-- START OF Given data --
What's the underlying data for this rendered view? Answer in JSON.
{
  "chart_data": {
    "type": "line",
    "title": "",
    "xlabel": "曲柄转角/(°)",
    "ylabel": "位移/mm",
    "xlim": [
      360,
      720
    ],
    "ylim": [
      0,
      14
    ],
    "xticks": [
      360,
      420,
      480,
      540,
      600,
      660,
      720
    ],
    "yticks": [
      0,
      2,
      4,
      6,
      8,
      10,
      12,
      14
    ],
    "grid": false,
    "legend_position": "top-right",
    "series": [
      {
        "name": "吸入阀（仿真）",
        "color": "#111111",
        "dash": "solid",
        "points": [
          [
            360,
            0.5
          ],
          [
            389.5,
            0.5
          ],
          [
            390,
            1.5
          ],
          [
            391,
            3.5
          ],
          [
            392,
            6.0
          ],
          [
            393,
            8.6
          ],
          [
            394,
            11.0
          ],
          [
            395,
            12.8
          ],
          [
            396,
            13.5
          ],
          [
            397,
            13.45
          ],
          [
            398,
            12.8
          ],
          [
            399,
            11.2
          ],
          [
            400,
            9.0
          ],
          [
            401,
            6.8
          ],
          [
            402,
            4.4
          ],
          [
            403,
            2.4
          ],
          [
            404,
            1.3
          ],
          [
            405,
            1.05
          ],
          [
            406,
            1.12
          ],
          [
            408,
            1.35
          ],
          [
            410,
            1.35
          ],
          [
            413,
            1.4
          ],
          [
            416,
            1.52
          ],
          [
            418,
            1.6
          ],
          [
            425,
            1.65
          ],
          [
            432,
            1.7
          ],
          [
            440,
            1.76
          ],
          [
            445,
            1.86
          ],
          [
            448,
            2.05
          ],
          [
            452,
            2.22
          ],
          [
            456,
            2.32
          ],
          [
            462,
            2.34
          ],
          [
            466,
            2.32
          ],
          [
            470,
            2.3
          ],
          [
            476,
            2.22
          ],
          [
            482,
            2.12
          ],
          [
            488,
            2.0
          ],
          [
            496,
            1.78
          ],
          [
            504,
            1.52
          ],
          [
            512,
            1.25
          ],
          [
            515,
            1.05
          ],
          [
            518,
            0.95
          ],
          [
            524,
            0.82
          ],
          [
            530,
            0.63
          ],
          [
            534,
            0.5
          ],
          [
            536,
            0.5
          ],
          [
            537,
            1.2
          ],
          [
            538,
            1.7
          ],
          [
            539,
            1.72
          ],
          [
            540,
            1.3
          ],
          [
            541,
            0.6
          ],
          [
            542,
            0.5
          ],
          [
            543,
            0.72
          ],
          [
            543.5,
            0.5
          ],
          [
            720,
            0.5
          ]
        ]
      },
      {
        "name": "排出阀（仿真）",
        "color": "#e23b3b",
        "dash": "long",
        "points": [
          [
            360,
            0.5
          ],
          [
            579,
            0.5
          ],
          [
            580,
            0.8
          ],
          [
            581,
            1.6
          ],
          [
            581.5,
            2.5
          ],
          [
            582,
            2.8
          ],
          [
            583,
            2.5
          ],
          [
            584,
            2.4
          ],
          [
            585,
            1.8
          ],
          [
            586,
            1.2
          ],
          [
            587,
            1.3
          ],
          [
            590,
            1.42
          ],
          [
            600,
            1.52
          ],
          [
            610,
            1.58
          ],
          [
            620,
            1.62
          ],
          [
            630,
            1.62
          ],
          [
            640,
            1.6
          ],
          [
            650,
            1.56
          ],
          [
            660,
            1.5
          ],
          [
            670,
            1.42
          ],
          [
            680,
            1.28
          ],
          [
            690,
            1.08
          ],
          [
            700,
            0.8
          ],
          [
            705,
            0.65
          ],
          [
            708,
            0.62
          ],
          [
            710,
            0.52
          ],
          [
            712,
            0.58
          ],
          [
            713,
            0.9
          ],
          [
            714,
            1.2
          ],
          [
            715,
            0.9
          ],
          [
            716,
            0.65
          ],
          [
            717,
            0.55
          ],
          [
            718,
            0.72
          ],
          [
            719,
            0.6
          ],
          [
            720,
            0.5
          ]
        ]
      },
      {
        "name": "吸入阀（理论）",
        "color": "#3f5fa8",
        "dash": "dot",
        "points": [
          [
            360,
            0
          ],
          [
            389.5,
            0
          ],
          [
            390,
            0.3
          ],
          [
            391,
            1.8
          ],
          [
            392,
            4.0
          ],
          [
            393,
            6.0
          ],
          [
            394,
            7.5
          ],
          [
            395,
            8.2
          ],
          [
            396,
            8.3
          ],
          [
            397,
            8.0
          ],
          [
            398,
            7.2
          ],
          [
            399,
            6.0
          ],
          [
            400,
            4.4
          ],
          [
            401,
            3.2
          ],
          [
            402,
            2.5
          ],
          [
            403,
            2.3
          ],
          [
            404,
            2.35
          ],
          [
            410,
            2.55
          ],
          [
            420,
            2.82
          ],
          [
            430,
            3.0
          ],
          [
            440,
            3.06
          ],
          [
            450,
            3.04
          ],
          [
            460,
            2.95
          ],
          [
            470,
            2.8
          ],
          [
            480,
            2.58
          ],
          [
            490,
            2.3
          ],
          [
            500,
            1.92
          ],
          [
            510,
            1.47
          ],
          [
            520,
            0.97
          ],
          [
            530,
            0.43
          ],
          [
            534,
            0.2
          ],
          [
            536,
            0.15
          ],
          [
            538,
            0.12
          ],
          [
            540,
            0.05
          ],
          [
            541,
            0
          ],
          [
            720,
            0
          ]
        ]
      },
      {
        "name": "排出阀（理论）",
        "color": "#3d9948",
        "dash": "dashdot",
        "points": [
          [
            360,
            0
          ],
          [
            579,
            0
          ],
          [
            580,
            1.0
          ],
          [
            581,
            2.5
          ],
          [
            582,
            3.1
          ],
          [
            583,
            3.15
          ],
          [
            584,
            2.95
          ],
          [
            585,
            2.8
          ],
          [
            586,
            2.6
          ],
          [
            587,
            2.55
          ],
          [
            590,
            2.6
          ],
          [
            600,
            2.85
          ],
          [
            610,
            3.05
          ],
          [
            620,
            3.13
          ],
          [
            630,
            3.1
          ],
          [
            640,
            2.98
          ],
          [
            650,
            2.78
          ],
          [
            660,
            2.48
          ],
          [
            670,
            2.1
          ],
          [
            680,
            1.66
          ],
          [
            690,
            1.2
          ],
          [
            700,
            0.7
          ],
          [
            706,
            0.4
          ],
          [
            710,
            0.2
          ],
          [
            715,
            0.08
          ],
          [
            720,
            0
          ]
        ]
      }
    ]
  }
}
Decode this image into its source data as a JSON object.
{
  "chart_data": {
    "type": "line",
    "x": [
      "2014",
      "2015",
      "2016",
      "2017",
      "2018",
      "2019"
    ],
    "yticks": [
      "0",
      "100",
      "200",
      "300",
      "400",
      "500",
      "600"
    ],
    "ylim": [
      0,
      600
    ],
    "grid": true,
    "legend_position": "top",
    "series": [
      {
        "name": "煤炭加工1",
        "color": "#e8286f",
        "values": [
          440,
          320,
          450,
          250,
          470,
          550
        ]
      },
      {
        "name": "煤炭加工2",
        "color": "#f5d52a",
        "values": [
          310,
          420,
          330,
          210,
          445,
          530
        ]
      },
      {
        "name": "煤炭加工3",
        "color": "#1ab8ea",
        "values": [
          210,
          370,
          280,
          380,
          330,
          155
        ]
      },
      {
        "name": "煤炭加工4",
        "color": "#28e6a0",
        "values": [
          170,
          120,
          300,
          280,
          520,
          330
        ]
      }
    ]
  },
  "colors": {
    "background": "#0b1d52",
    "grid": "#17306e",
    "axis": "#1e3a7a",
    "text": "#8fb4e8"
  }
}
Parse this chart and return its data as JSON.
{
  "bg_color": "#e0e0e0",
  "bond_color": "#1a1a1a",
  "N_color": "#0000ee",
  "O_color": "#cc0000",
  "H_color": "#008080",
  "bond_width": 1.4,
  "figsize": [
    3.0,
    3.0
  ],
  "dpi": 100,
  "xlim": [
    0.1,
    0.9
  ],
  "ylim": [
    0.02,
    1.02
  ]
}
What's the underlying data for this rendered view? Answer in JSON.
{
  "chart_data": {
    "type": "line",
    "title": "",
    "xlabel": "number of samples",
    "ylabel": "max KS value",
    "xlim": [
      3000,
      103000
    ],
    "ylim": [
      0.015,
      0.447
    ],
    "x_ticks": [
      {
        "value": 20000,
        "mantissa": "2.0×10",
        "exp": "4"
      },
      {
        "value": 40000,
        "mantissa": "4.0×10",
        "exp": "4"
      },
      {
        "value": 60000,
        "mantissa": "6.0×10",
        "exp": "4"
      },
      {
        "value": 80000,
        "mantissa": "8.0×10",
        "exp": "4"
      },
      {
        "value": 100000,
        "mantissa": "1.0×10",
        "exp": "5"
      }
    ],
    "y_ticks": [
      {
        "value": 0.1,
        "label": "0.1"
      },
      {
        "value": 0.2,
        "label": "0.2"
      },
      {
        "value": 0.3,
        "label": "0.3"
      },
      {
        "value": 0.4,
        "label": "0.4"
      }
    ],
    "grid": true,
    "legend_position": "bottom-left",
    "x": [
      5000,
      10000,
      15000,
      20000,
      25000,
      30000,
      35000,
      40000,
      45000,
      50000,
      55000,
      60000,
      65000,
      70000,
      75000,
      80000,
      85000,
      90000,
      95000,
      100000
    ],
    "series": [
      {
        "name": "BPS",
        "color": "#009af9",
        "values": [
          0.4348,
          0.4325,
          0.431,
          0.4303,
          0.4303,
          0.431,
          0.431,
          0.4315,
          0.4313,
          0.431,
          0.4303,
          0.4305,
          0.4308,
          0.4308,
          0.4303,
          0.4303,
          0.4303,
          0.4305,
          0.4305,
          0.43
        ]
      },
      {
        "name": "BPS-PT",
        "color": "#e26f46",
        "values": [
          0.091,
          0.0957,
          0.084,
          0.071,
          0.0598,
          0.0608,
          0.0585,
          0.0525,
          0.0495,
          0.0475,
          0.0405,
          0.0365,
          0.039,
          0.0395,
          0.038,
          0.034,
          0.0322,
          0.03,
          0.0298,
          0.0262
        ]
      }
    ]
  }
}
-- END OF Given data --
**Instructions to follow**
In the entries above, identify every line with the word "grid". Copy those lines.

**Complete output**
    "grid": false,
    "grid": true,
    "grid": "#17306e",
    "grid": true,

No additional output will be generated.